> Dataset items
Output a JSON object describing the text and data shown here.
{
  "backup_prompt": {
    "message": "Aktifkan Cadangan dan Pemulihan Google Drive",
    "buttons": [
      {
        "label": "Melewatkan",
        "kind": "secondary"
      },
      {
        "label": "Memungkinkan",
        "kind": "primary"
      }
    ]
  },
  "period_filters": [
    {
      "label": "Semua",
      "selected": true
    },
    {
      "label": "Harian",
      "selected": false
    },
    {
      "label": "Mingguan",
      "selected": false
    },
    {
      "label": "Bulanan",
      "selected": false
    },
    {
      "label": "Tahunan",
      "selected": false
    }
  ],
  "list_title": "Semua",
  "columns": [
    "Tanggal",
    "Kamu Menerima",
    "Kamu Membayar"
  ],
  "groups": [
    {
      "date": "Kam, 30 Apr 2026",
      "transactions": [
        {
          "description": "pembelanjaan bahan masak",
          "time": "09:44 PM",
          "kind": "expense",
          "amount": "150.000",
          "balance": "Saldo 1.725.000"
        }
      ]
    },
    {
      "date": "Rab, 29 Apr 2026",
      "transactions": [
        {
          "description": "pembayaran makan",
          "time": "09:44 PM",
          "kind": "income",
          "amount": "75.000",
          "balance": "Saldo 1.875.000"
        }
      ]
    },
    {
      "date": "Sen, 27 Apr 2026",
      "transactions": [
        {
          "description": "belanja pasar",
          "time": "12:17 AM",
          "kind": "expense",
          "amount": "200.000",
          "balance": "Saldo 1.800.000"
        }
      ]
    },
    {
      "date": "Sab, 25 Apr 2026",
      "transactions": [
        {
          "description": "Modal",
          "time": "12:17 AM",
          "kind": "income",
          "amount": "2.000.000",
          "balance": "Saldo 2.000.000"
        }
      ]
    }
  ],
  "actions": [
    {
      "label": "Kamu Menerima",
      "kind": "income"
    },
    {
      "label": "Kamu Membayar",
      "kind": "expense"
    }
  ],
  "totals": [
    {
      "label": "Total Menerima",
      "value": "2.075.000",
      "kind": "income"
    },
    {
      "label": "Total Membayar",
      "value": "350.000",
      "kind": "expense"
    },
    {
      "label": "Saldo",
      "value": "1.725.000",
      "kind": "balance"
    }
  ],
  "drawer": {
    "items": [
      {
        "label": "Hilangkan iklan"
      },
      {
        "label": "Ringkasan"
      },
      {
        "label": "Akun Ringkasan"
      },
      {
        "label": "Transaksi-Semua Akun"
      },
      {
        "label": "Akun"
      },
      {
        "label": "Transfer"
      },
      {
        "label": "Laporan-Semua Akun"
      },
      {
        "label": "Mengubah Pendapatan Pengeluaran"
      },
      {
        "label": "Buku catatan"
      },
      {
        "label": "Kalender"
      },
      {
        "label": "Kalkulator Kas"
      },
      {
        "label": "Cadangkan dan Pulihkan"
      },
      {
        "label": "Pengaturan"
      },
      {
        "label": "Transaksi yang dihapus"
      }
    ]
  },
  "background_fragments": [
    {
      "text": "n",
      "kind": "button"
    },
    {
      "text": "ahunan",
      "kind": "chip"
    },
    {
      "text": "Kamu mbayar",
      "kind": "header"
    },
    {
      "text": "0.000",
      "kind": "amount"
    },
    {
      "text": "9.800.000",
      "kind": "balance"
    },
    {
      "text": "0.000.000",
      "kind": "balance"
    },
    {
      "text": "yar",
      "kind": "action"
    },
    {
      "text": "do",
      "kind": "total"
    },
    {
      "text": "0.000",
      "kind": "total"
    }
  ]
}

> Exercise directions
Take the entries above and copy them out exactly.

> Exercise output
Output a JSON object describing the text and data shown here.
{
  "backup_prompt": {
    "message": "Aktifkan Cadangan dan Pemulihan Google Drive",
    "buttons": [
      {
        "label": "Melewatkan",
        "kind": "secondary"
      },
      {
        "label": "Memungkinkan",
        "kind": "primary"
      }
    ]
  },
  "period_filters": [
    {
      "label": "Semua",
      "selected": true
    },
    {
      "label": "Harian",
      "selected": false
    },
    {
      "label": "Mingguan",
      "selected": false
    },
    {
      "label": "Bulanan",
      "selected": false
    },
    {
      "label": "Tahunan",
      "selected": false
    }
  ],
  "list_title": "Semua",
  "columns": [
    "Tanggal",
    "Kamu Menerima",
    "Kamu Membayar"
  ],
  "groups": [
    {
      "date": "Kam, 30 Apr 2026",
      "transactions": [
        {
          "description": "pembelanjaan bahan masak",
          "time": "09:44 PM",
          "kind": "expense",
          "amount": "150.000",
          "balance": "Saldo 1.725.000"
        }
      ]
    },
    {
      "date": "Rab, 29 Apr 2026",
      "transactions": [
        {
          "description": "pembayaran makan",
          "time": "09:44 PM",
          "kind": "income",
          "amount": "75.000",
          "balance": "Saldo 1.875.000"
        }
      ]
    },
    {
      "date": "Sen, 27 Apr 2026",
      "transactions": [
        {
          "description": "belanja pasar",
          "time": "12:17 AM",
          "kind": "expense",
          "amount": "200.000",
          "balance": "Saldo 1.800.000"
        }
      ]
    },
    {
      "date": "Sab, 25 Apr 2026",
      "transactions": [
        {
          "description": "Modal",
          "time": "12:17 AM",
          "kind": "income",
          "amount": "2.000.000",
          "balance": "Saldo 2.000.000"
        }
      ]
    }
  ],
  "actions": [
    {
      "label": "Kamu Menerima",
      "kind": "income"
    },
    {
      "label": "Kamu Membayar",
      "kind": "expense"
    }
  ],
  "totals": [
    {
      "label": "Total Menerima",
      "value": "2.075.000",
      "kind": "income"
    },
    {
      "label": "Total Membayar",
      "value": "350.000",
      "kind": "expense"
    },
    {
      "label": "Saldo",
      "value": "1.725.000",
      "kind": "balance"
    }
  ],
  "drawer": {
    "items": [
      {
        "label": "Hilangkan iklan"
      },
      {
        "label": "Ringkasan"
      },
      {
        "label": "Akun Ringkasan"
      },
      {
        "label": "Transaksi-Semua Akun"
      },
      {
        "label": "Akun"
      },
      {
        "label": "Transfer"
      },
      {
        "label": "Laporan-Semua Akun"
      },
      {
        "label": "Mengubah Pendapatan Pengeluaran"
      },
      {
        "label": "Buku catatan"
      },
      {
        "label": "Kalender"
      },
      {
        "label": "Kalkulator Kas"
      },
      {
        "label": "Cadangkan dan Pulihkan"
      },
      {
        "label": "Pengaturan"
      },
      {
        "label": "Transaksi yang dihapus"
      }
    ]
  },
  "background_fragments": [
    {
      "text": "n",
      "kind": "button"
    },
    {
      "text": "ahunan",
      "kind": "chip"
    },
    {
      "text": "Kamu mbayar",
      "kind": "header"
    },
    {
      "text": "0.000",
      "kind": "amount"
    },
    {
      "text": "9.800.000",
      "kind": "balance"
    },
    {
      "text": "0.000.000",
      "kind": "balance"
    },
    {
      "text": "yar",
      "kind": "action"
    },
    {
      "text": "do",
      "kind": "total"
    },
    {
      "text": "0.000",
      "kind": "total"
    }
  ]
}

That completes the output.